Instruction:
Your task is to reproduce word for word the lines running from the line containing "Extract the structured" to the line containing "Read all visible content and emit it as JSON.", inclusive. Nothing else belongs in the answer.

Data records:

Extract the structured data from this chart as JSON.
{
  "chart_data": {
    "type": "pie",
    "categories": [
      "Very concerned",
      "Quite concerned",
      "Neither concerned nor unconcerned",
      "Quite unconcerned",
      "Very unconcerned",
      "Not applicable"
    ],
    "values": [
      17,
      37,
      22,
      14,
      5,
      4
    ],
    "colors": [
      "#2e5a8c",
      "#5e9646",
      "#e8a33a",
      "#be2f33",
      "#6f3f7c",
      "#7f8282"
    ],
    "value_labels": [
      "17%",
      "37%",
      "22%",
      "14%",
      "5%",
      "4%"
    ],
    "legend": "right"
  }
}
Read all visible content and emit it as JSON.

==

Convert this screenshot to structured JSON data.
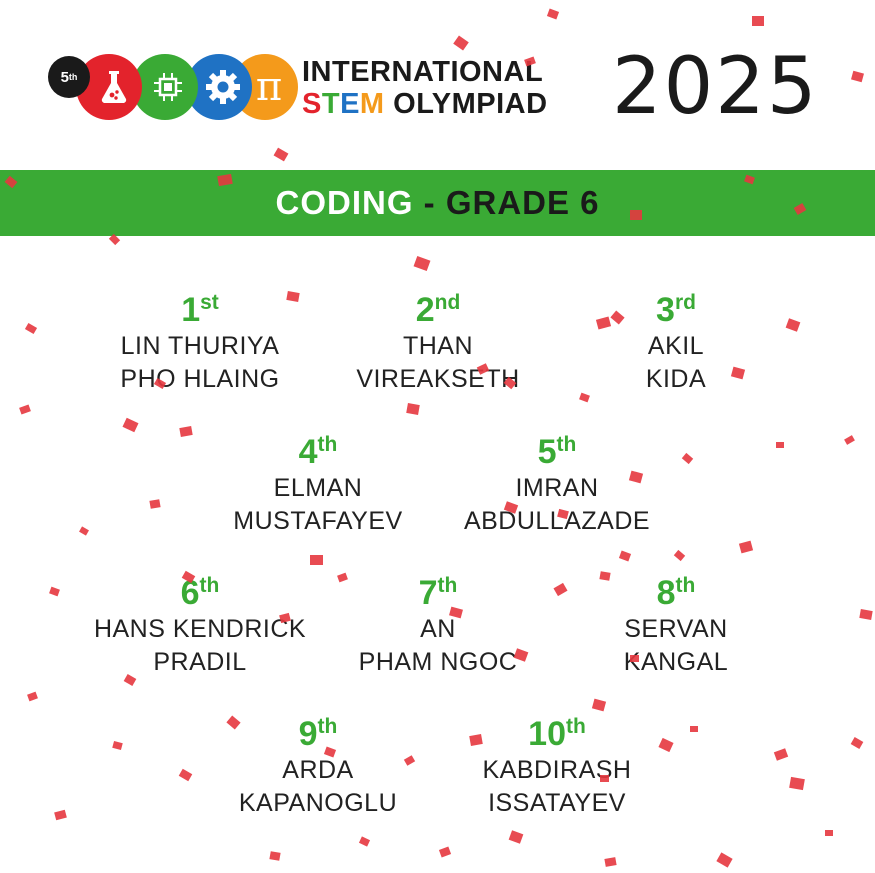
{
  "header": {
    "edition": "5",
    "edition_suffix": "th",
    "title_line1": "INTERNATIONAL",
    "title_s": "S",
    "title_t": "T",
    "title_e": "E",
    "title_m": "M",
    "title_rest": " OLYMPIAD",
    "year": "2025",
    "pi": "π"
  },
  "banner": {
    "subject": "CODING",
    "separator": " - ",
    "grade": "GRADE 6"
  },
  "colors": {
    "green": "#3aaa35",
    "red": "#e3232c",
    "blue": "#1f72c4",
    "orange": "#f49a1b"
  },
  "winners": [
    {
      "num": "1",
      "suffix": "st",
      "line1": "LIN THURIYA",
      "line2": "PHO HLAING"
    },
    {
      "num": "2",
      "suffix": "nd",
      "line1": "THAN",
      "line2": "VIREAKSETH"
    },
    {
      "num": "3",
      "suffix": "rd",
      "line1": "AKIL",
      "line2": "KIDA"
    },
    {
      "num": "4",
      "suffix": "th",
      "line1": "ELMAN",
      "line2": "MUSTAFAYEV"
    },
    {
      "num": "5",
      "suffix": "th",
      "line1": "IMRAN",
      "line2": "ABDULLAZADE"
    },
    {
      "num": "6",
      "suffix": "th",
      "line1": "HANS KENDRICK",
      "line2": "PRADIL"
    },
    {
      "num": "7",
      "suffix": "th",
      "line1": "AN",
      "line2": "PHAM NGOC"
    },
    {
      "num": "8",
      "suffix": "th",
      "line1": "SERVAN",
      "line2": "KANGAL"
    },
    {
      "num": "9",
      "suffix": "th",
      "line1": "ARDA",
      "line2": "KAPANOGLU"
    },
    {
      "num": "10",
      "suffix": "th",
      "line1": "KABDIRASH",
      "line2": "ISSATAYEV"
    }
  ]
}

--

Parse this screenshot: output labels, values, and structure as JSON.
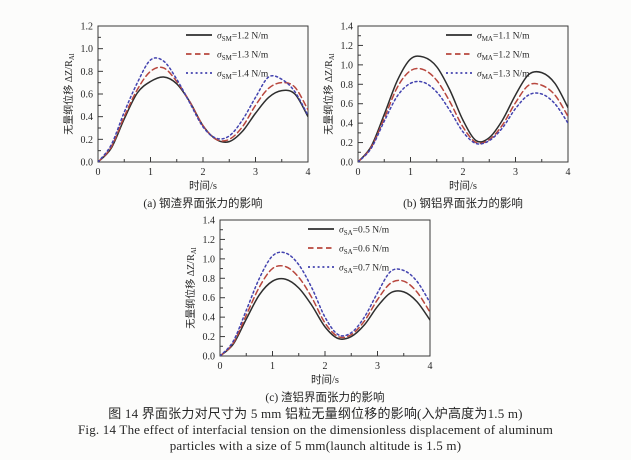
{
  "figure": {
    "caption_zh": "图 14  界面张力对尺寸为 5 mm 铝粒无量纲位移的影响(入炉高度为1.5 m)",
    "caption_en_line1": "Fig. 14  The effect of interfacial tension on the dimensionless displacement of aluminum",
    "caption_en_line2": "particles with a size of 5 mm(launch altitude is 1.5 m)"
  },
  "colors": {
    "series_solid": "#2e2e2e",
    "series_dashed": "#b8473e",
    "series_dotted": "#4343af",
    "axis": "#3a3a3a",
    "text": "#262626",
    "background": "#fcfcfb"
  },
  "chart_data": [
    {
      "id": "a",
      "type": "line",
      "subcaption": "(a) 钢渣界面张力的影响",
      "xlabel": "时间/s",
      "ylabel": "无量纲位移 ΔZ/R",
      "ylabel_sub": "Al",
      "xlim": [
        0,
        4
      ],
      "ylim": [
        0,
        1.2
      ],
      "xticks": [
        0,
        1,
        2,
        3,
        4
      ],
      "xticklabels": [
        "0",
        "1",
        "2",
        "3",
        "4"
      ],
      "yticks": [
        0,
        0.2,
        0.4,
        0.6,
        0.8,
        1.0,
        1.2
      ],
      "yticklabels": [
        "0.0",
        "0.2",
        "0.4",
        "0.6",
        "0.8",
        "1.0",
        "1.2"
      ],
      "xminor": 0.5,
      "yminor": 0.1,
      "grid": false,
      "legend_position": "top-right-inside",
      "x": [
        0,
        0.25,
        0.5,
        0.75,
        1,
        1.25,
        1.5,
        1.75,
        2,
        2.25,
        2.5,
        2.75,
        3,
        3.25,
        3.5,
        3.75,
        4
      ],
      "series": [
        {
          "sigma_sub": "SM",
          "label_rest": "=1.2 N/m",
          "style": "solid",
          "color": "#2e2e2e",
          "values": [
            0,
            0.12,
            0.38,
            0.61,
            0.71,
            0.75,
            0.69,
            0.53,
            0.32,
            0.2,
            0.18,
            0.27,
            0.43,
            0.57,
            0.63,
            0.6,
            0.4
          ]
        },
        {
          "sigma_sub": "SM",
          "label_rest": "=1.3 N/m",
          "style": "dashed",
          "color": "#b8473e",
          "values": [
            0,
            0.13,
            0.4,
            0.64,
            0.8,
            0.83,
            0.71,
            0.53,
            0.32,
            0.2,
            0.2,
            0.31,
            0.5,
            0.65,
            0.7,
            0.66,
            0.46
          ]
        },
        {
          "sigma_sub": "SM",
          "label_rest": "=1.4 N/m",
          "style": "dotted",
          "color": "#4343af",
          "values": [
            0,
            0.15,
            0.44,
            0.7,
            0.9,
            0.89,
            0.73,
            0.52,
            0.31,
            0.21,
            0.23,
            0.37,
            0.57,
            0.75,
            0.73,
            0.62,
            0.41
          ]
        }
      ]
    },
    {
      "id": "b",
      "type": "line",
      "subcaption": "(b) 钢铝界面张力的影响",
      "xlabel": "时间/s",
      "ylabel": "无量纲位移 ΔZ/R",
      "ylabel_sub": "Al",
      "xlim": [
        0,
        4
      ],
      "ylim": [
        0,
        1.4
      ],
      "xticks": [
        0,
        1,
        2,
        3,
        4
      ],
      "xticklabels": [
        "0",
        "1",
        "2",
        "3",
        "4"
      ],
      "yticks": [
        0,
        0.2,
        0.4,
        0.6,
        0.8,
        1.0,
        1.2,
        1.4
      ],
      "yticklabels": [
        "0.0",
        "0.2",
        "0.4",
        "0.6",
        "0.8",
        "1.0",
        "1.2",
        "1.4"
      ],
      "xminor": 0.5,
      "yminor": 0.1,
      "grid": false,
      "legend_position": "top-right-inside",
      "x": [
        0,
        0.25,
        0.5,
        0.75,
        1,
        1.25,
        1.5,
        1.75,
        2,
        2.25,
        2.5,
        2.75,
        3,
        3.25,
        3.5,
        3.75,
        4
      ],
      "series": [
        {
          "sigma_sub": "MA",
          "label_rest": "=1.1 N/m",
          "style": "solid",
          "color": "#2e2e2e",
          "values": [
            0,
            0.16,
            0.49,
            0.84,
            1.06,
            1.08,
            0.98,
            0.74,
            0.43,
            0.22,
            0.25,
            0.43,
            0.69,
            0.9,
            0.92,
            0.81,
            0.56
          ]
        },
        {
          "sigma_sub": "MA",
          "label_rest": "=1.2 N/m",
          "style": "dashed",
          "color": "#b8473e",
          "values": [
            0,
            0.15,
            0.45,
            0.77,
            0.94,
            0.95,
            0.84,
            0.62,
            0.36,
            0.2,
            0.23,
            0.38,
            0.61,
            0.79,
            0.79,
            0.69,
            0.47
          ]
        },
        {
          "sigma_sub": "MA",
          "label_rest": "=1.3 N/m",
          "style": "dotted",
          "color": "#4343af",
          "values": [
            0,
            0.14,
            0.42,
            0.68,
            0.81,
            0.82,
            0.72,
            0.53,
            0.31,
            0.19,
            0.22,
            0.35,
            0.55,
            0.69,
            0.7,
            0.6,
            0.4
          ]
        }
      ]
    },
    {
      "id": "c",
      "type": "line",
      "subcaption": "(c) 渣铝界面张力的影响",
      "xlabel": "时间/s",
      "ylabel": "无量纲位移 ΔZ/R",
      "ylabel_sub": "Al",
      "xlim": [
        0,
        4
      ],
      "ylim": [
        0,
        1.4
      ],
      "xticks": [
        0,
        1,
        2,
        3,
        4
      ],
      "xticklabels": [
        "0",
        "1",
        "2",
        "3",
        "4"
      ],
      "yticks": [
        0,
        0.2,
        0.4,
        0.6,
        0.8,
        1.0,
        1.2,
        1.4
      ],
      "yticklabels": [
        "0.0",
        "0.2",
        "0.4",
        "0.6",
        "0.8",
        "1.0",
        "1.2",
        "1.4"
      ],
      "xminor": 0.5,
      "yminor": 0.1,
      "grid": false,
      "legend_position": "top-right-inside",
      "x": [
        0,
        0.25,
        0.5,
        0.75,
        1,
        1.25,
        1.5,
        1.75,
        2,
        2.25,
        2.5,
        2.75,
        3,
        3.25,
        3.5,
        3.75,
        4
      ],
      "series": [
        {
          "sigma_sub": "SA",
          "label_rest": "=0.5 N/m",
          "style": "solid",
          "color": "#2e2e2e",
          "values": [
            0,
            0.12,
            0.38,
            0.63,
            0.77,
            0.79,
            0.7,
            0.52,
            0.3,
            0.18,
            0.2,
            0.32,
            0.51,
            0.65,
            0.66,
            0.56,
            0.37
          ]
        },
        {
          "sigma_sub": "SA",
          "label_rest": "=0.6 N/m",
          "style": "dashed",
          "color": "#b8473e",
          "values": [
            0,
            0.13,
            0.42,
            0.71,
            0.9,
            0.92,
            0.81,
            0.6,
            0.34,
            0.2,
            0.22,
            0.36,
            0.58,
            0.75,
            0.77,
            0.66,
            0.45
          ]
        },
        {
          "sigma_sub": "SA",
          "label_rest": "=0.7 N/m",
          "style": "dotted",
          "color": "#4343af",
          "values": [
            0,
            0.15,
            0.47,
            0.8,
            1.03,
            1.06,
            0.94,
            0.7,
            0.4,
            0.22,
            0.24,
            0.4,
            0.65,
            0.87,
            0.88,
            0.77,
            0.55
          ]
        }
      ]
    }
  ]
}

Expected answer:
Extract the structured data from this chart as JSON.
{
  "chart_data": {
    "type": "pie",
    "categories": [
      "Very concerned",
      "Quite concerned",
      "Neither concerned nor unconcerned",
      "Quite unconcerned",
      "Very unconcerned",
      "Not applicable"
    ],
    "values": [
      17,
      37,
      22,
      14,
      5,
      4
    ],
    "colors": [
      "#2e5a8c",
      "#5e9646",
      "#e8a33a",
      "#be2f33",
      "#6f3f7c",
      "#7f8282"
    ],
    "value_labels": [
      "17%",
      "37%",
      "22%",
      "14%",
      "5%",
      "4%"
    ],
    "legend": "right"
  }
}
Read all visible content and emit it as JSON.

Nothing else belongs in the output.